(Records)
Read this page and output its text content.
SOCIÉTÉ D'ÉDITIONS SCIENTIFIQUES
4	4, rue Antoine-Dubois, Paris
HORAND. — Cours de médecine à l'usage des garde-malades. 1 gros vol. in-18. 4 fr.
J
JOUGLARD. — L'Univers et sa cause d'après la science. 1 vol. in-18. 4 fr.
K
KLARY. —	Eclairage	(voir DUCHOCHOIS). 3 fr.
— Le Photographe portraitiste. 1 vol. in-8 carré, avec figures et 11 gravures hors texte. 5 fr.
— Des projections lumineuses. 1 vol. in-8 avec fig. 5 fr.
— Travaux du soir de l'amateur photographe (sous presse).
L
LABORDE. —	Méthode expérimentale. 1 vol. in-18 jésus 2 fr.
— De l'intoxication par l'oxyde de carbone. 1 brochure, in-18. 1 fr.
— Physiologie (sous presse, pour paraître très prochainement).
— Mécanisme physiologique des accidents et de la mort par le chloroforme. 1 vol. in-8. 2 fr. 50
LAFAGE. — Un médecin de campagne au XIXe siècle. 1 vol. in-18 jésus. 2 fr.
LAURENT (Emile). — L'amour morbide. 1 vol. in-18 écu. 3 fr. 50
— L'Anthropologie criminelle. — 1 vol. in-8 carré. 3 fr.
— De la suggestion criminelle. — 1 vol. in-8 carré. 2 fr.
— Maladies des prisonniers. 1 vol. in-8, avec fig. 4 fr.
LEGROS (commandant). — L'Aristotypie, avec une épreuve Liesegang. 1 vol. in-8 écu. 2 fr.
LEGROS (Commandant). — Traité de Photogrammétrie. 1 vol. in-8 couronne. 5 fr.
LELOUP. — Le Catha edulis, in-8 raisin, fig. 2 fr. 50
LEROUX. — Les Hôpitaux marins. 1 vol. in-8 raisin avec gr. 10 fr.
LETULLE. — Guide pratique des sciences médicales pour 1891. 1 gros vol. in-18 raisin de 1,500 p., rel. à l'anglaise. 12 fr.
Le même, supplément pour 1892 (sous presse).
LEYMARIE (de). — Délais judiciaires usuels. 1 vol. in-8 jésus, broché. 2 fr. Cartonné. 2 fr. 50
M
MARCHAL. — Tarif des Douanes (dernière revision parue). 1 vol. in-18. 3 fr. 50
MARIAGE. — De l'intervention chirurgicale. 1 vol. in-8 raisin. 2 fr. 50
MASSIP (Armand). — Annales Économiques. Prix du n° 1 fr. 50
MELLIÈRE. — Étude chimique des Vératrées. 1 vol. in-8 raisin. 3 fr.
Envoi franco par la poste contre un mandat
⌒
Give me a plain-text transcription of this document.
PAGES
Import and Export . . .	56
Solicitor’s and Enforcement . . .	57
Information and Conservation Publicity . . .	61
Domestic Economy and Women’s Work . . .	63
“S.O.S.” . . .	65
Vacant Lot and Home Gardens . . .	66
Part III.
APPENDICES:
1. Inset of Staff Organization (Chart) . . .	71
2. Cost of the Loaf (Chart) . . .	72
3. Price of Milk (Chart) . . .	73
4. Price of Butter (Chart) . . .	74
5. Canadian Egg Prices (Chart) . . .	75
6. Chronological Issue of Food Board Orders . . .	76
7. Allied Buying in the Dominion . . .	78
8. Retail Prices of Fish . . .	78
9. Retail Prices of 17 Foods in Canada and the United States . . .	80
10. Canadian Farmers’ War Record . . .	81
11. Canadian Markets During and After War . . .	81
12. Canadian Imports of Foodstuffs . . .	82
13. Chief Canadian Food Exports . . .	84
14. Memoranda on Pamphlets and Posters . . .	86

> GIVEN EXERCISE
Output a single number: how many lines contain the word "carré".

> REPLY
3